- **DATA**
■ ■ ■ ■

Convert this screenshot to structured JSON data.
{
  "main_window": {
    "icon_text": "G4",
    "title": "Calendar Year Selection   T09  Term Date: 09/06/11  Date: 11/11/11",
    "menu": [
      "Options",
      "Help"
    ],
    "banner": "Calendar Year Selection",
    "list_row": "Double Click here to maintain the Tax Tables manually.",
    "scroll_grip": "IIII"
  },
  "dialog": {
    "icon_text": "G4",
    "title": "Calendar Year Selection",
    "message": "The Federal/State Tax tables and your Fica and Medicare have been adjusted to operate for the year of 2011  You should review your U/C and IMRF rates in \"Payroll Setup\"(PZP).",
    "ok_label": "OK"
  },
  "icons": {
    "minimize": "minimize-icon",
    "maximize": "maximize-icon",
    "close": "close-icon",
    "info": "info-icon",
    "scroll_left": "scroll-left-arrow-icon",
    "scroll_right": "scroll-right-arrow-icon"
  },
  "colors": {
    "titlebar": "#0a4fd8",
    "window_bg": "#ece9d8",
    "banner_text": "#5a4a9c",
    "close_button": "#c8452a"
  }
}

■ ■ ■ ■

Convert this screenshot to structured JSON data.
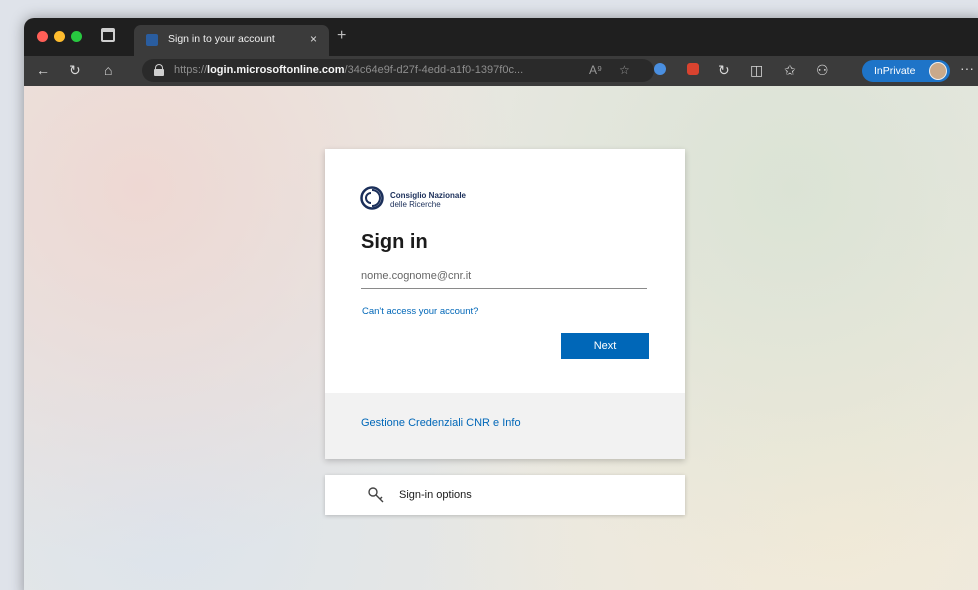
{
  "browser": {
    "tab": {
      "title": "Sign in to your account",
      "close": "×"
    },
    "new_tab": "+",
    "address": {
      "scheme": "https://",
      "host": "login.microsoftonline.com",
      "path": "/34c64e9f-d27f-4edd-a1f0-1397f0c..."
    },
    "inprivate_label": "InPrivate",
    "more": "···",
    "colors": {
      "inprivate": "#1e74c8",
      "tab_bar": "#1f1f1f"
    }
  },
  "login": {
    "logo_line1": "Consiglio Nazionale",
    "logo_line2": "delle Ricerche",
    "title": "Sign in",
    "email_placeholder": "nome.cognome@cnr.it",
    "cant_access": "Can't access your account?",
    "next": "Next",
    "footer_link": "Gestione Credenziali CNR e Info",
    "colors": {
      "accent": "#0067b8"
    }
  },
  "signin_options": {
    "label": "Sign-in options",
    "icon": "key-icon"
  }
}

■ ■ ■ ■

- **DIRECTION**
Pick out, from the lines above, every one that contains the string "arrow".

- **REPLY TO THE TASK**
    "scroll_left": "scroll-left-arrow-icon",
    "scroll_right": "scroll-right-arrow-icon"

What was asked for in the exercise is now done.